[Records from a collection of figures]
****************
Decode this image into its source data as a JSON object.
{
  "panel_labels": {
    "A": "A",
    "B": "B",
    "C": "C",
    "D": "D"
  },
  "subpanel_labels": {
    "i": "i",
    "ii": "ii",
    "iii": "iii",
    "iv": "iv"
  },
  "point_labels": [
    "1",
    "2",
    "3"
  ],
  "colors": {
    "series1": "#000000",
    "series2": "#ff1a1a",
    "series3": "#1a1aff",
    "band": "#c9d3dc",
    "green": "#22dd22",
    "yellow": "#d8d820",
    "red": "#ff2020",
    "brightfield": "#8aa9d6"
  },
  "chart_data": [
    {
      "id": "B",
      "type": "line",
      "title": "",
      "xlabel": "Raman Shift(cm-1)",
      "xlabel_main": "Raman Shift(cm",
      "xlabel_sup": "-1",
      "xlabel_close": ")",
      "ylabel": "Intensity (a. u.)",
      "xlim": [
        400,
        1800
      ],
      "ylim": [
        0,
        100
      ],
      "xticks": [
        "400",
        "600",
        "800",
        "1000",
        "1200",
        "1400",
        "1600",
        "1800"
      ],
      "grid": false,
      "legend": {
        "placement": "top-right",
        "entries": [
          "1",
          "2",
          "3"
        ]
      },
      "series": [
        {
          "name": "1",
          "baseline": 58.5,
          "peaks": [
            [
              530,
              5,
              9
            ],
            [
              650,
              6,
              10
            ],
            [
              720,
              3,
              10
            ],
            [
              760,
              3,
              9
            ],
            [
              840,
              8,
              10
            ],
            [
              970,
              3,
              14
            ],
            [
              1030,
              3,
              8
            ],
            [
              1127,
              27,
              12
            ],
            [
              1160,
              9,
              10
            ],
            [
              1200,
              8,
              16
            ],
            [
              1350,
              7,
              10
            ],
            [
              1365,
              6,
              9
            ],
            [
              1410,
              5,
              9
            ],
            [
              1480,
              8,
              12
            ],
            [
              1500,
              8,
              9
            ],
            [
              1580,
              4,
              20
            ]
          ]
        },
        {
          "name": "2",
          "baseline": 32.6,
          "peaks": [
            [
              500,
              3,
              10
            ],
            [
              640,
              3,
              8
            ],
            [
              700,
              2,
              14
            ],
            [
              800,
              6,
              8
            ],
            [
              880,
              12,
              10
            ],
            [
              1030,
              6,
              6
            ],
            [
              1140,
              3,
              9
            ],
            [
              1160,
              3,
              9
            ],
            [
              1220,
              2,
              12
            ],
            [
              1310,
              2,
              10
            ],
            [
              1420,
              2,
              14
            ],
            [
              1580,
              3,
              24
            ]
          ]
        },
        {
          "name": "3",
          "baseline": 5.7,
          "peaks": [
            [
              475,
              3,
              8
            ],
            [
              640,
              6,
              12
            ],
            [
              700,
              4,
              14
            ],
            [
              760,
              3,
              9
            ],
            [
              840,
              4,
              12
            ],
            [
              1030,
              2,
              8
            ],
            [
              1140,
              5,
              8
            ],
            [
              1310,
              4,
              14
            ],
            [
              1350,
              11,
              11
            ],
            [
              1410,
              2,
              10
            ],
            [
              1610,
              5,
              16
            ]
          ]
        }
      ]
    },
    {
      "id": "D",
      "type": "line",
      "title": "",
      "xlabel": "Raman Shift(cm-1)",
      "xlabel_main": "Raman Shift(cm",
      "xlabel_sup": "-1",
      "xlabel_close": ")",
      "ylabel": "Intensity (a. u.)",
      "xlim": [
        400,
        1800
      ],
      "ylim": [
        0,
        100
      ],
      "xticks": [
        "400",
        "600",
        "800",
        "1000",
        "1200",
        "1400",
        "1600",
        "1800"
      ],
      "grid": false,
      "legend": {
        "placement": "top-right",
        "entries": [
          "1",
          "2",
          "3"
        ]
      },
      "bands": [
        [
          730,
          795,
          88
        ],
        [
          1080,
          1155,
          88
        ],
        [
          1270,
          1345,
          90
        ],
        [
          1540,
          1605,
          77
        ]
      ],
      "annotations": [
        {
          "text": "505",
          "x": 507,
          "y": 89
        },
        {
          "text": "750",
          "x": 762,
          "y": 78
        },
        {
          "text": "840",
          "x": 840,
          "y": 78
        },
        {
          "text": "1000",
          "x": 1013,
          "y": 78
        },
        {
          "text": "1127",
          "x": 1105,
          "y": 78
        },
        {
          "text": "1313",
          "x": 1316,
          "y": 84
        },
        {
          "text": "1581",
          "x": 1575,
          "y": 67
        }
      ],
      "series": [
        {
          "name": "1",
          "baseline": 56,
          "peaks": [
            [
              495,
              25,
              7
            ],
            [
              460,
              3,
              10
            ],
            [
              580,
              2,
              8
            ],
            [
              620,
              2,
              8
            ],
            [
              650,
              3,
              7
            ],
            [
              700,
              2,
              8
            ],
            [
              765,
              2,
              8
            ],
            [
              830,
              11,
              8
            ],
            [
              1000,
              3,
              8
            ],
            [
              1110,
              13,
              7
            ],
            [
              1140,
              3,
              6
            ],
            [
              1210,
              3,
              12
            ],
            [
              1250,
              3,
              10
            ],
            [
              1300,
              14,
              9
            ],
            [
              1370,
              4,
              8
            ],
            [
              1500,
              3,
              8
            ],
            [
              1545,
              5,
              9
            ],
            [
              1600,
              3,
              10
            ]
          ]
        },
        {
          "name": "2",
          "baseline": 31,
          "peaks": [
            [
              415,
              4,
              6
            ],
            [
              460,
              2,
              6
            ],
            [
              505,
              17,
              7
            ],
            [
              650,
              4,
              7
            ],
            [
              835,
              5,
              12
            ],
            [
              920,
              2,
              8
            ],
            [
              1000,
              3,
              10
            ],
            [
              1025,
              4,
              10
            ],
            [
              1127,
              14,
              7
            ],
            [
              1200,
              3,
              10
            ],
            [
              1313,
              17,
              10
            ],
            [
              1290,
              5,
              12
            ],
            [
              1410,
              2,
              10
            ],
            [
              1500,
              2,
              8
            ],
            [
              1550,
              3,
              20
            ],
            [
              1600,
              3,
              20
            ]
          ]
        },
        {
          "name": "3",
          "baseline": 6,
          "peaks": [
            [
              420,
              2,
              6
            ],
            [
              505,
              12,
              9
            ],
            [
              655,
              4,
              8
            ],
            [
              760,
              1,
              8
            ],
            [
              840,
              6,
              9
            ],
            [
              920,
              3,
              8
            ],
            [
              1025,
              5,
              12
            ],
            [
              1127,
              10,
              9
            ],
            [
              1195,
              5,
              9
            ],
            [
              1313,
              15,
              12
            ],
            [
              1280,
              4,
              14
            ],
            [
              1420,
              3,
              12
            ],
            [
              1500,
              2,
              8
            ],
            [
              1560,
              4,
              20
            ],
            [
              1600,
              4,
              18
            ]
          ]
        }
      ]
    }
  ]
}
****************
Check each line above for the string "baseline", then copy the ones that have it.

          "baseline": 58.5,
          "baseline": 32.6,
          "baseline": 5.7,
          "baseline": 56,
          "baseline": 31,
          "baseline": 6,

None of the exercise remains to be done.